## start

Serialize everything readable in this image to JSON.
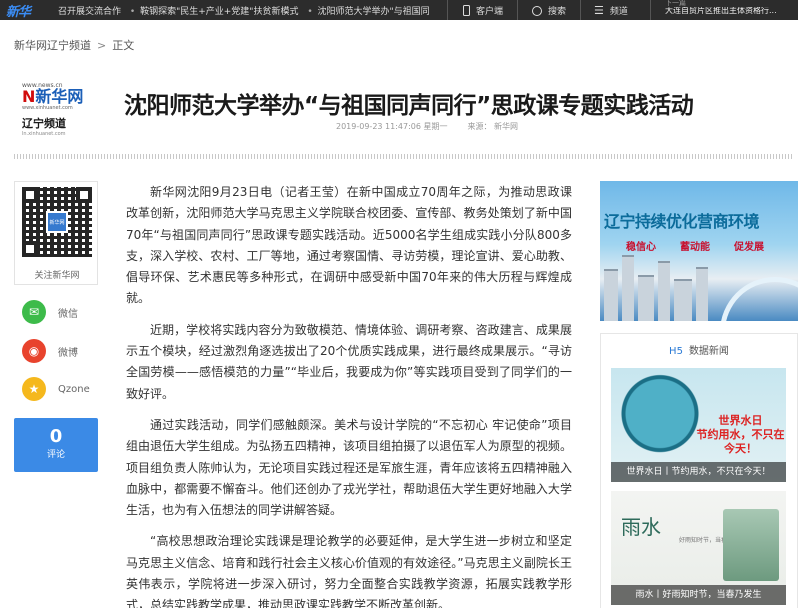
{
  "topbar": {
    "logo": "新华",
    "ticker": [
      "召开展交流合作",
      "鞍钢探索\"民生+产业+党建\"扶贫新模式",
      "沈阳师范大学举办\"与祖国同"
    ],
    "client_label": "客户端",
    "search_label": "搜索",
    "channel_label": "频道",
    "next_label": "下一篇",
    "next_title": "大连自贸片区推出主体资格行..."
  },
  "breadcrumb": {
    "home": "新华网辽宁频道",
    "separator": ">",
    "current": "正文"
  },
  "brand": {
    "url": "www.news.cn",
    "news_text": "新华网",
    "news_sub": "www.xinhuanet.com",
    "region": "辽宁频道",
    "region_url": "ln.xinhuanet.com"
  },
  "article": {
    "title": "沈阳师范大学举办“与祖国同声同行”思政课专题实践活动",
    "datetime": "2019-09-23 11:47:06 星期一",
    "source": "来源：  新华网",
    "paragraphs": [
      "新华网沈阳9月23日电（记者王莹）在新中国成立70周年之际，为推动思政课改革创新，沈阳师范大学马克思主义学院联合校团委、宣传部、教务处策划了新中国70年“与祖国同声同行”思政课专题实践活动。近5000名学生组成实践小分队800多支，深入学校、农村、工厂等地，通过考察国情、寻访劳模，理论宣讲、爱心助教、倡导环保、艺术惠民等多种形式，在调研中感受新中国70年来的伟大历程与辉煌成就。",
      "近期，学校将实践内容分为致敬模范、情境体验、调研考察、咨政建言、成果展示五个模块，经过激烈角逐选拔出了20个优质实践成果，进行最终成果展示。“寻访全国劳模——感悟模范的力量”“毕业后，我要成为你”等实践项目受到了同学们的一致好评。",
      "通过实践活动，同学们感触颇深。美术与设计学院的“不忘初心 牢记使命”项目组由退伍大学生组成。为弘扬五四精神，该项目组拍摄了以退伍军人为原型的视频。项目组负责人陈帅认为，无论项目实践过程还是军旅生涯，青年应该将五四精神融入血脉中，都需要不懈奋斗。他们还创办了戎光学社，帮助退伍大学生更好地融入大学生活，也为有入伍想法的同学讲解答疑。",
      "“高校思想政治理论实践课是理论教学的必要延伸，是大学生进一步树立和坚定马克思主义信念、培育和践行社会主义核心价值观的有效途径。”马克思主义副院长王英伟表示，学院将进一步深入研讨，努力全面整合实践教学资源，拓展实践教学形式，总结实践教学成果，推动思政课实践教学不断改革创新。"
    ]
  },
  "sidebar": {
    "qr_caption": "关注新华网",
    "qr_center": "新华网",
    "share": [
      {
        "label": "微信",
        "icon": "wechat-icon",
        "color": "#3dbb4a",
        "glyph": "✉"
      },
      {
        "label": "微博",
        "icon": "weibo-icon",
        "color": "#e8432d",
        "glyph": "◉"
      },
      {
        "label": "Qzone",
        "icon": "qzone-icon",
        "color": "#f5b81d",
        "glyph": "★"
      }
    ],
    "comment_count": "0",
    "comment_label": "评论"
  },
  "right": {
    "ad_headline": "辽宁持续优化营商环境",
    "ad_slogans": [
      "稳信心",
      "蓄动能",
      "促发展"
    ],
    "panel_prefix": "H5",
    "panel_title": "数据新闻",
    "card1_overlay": [
      "世界水日",
      "节约用水，不只在今天！"
    ],
    "card1_caption": "世界水日丨节约用水，不只在今天！",
    "card2_title": "雨水",
    "card2_sub": "好雨知时节，当春乃发生",
    "card2_caption": "雨水丨好雨知时节，当春乃发生"
  }
}
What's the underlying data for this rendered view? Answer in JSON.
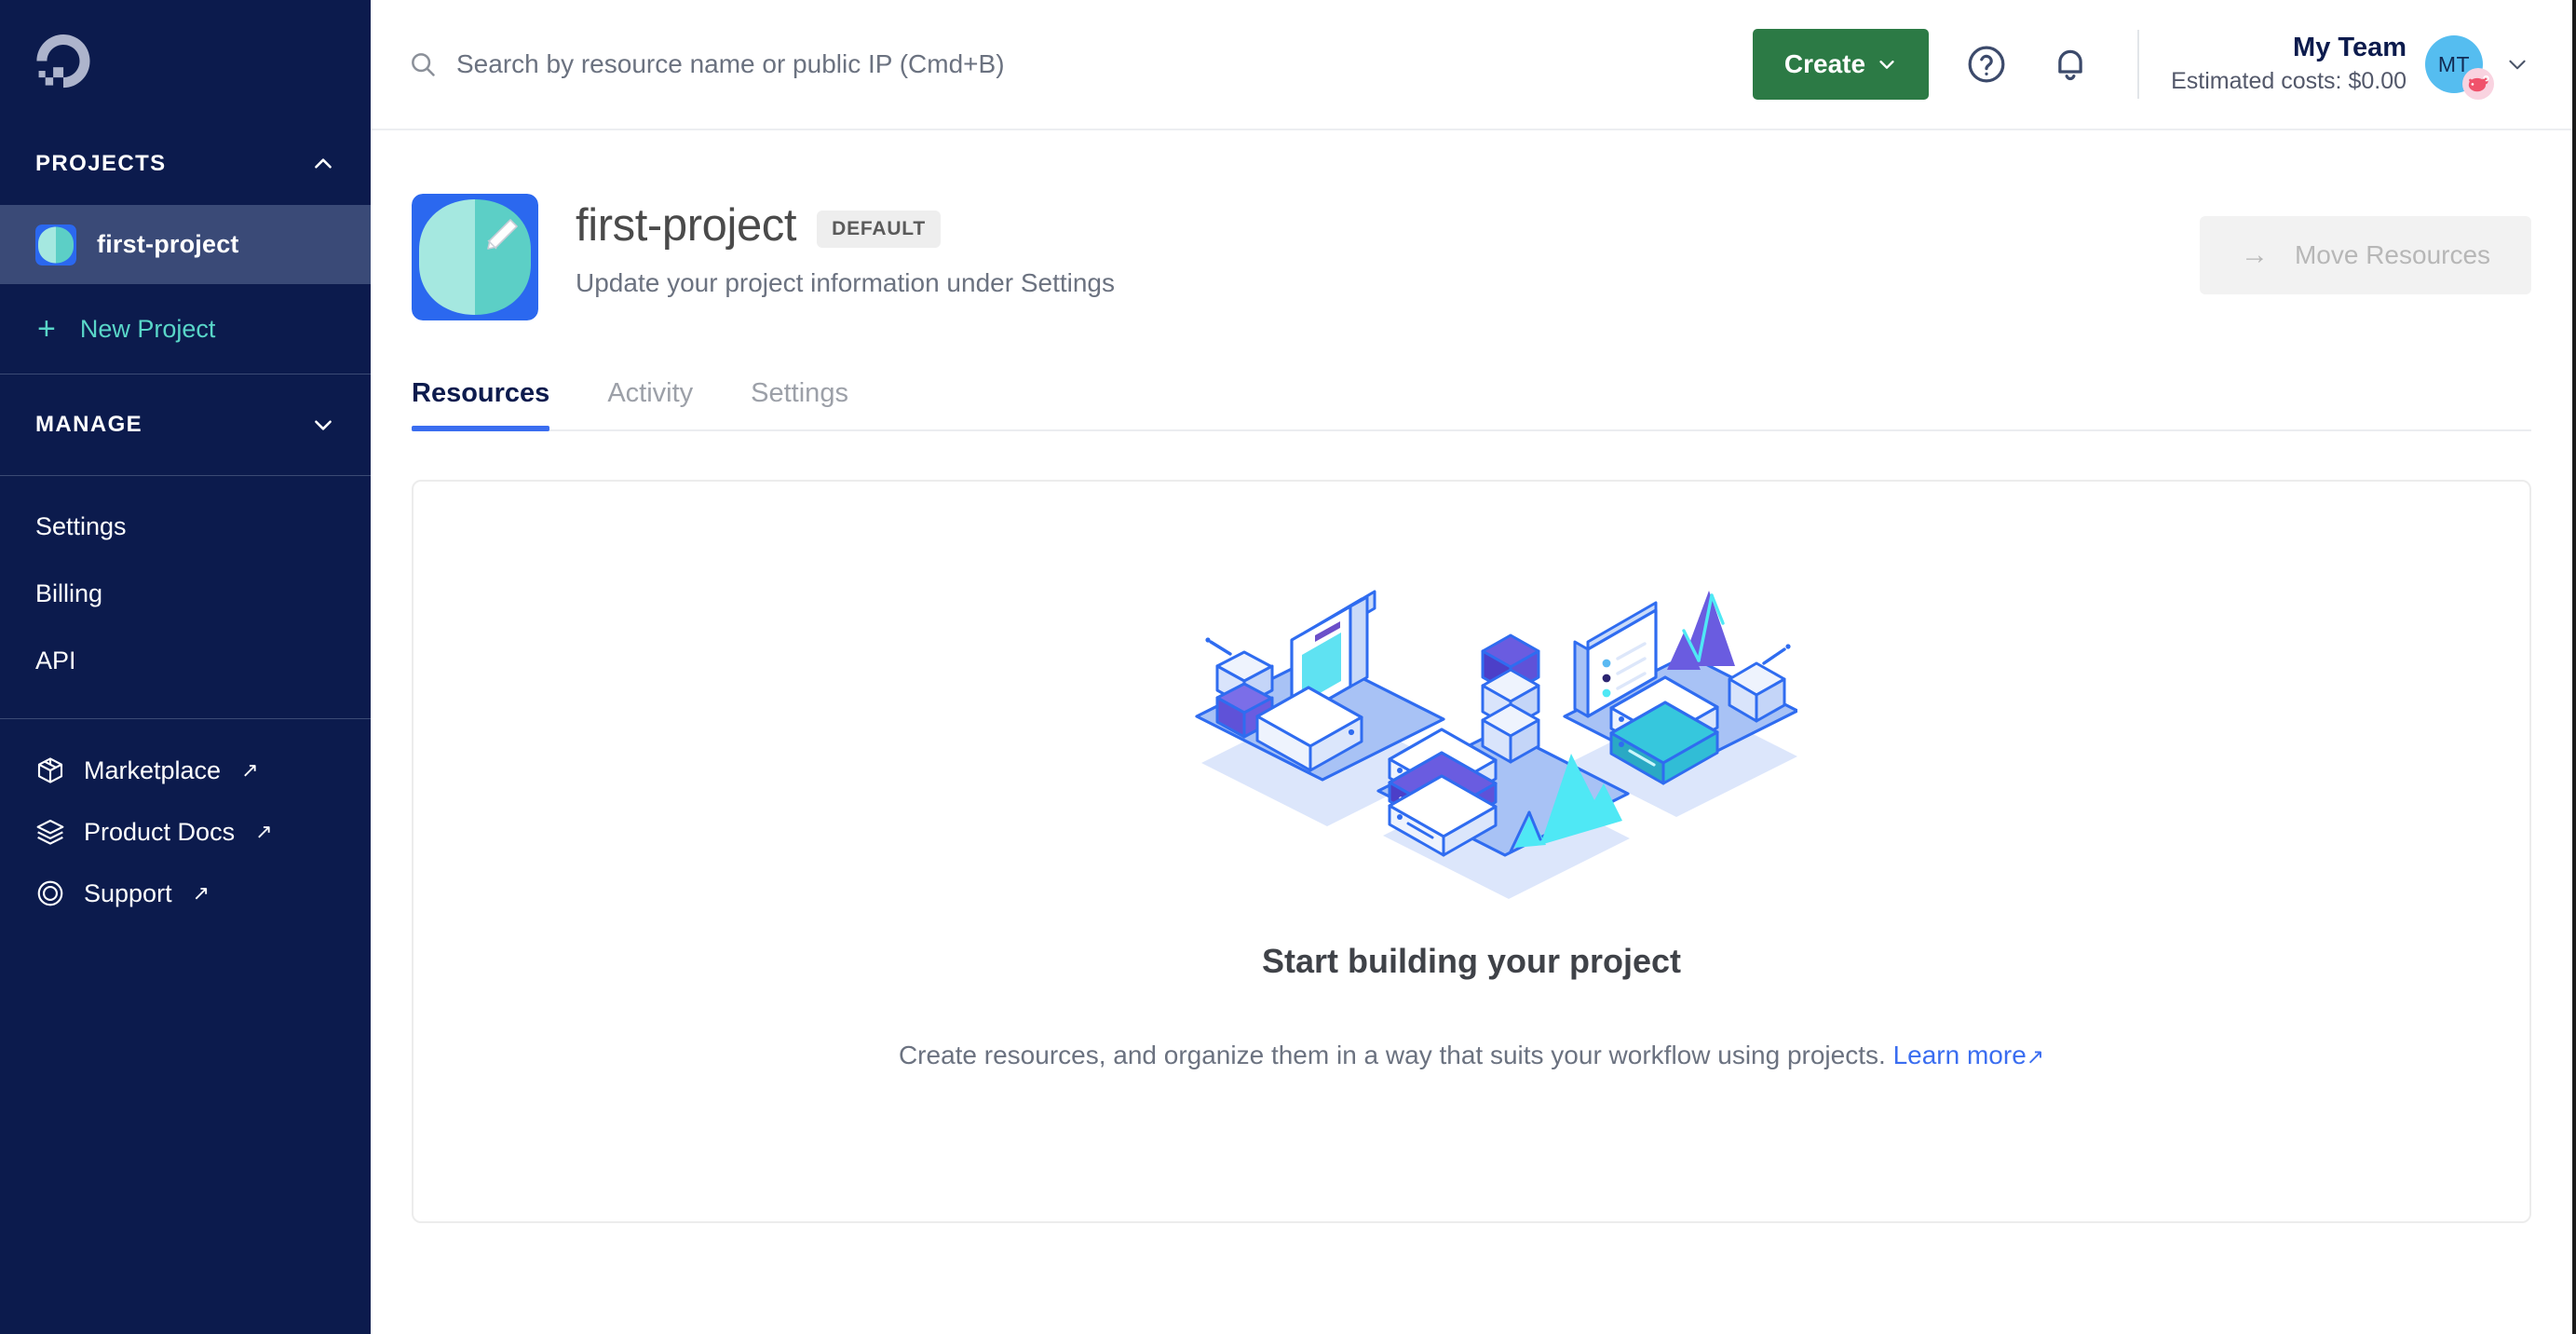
{
  "sidebar": {
    "logo_icon": "digitalocean-logo",
    "projects_section": {
      "label": "PROJECTS",
      "chevron_icon": "chevron-up-icon",
      "items": [
        {
          "label": "first-project",
          "icon": "project-avatar-icon",
          "active": true
        }
      ],
      "new_project": {
        "label": "New Project",
        "icon": "plus-icon"
      }
    },
    "manage_section": {
      "label": "MANAGE",
      "chevron_icon": "chevron-down-icon",
      "items": [
        {
          "label": "Settings"
        },
        {
          "label": "Billing"
        },
        {
          "label": "API"
        }
      ]
    },
    "external_links": [
      {
        "label": "Marketplace",
        "icon": "cube-icon",
        "external_icon": "↗"
      },
      {
        "label": "Product Docs",
        "icon": "layers-icon",
        "external_icon": "↗"
      },
      {
        "label": "Support",
        "icon": "lifering-icon",
        "external_icon": "↗"
      }
    ]
  },
  "topbar": {
    "search": {
      "icon": "search-icon",
      "placeholder": "Search by resource name or public IP (Cmd+B)",
      "value": ""
    },
    "create_button": {
      "label": "Create",
      "chevron_icon": "chevron-down-icon",
      "color": "#2c7a45"
    },
    "help_icon": "question-circle-icon",
    "notifications_icon": "bell-icon",
    "account": {
      "team_name": "My Team",
      "estimated_costs": "Estimated costs: $0.00",
      "avatar_initials": "MT",
      "avatar_color": "#55bdf0",
      "badge_icon": "piggy-bank-icon",
      "chevron_icon": "chevron-down-icon"
    }
  },
  "project": {
    "avatar_icon": "project-avatar-icon",
    "name": "first-project",
    "badge": "DEFAULT",
    "subtitle": "Update your project information under Settings",
    "move_resources_button": {
      "label": "Move Resources",
      "arrow_icon": "arrow-right-icon",
      "disabled": true
    },
    "tabs": [
      {
        "label": "Resources",
        "active": true
      },
      {
        "label": "Activity",
        "active": false
      },
      {
        "label": "Settings",
        "active": false
      }
    ],
    "active_tab_color": "#3a6df0"
  },
  "empty_state": {
    "illustration_icon": "isometric-cloud-resources-illustration",
    "title": "Start building your project",
    "description": "Create resources, and organize them in a way that suits your workflow using projects.",
    "link_label": "Learn more",
    "link_external_icon": "↗",
    "link_color": "#3a6df0"
  }
}
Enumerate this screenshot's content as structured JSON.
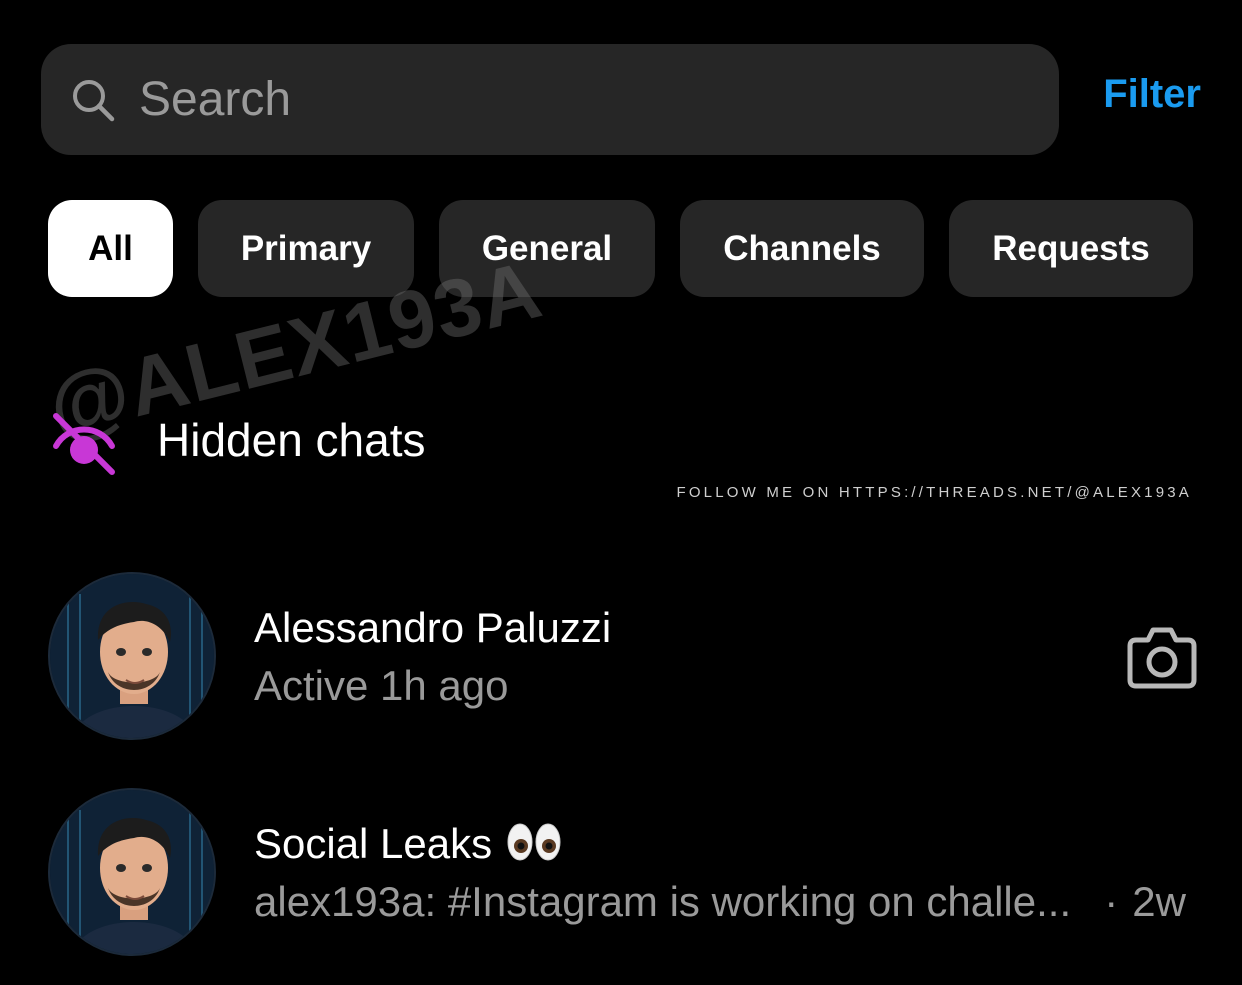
{
  "search": {
    "placeholder": "Search",
    "value": ""
  },
  "filter_label": "Filter",
  "tabs": [
    {
      "label": "All",
      "active": true
    },
    {
      "label": "Primary",
      "active": false
    },
    {
      "label": "General",
      "active": false
    },
    {
      "label": "Channels",
      "active": false
    },
    {
      "label": "Requests",
      "active": false
    }
  ],
  "hidden_chats": {
    "label": "Hidden chats",
    "icon": "eye-off-icon"
  },
  "watermark": {
    "handle": "@ALEX193A",
    "note": "FOLLOW ME ON HTTPS://THREADS.NET/@ALEX193A"
  },
  "chats": [
    {
      "name": "Alessandro Paluzzi",
      "subtitle": "Active 1h ago",
      "action_icon": "camera-icon"
    },
    {
      "name": "Social Leaks",
      "name_emoji": "eyes-emoji",
      "preview": "alex193a: #Instagram is working on challe...",
      "separator": "·",
      "time": "2w"
    }
  ],
  "colors": {
    "background": "#000000",
    "surface": "#262626",
    "accent": "#1a9bf0",
    "hidden_icon": "#c837d6",
    "secondary_text": "#9a9a9a"
  }
}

## end

Reproduce each line of the material containing the word "当春乃发生".

    "card2_sub": "好雨知时节，当春乃发生",
    "card2_caption": "雨水丨好雨知时节，当春乃发生"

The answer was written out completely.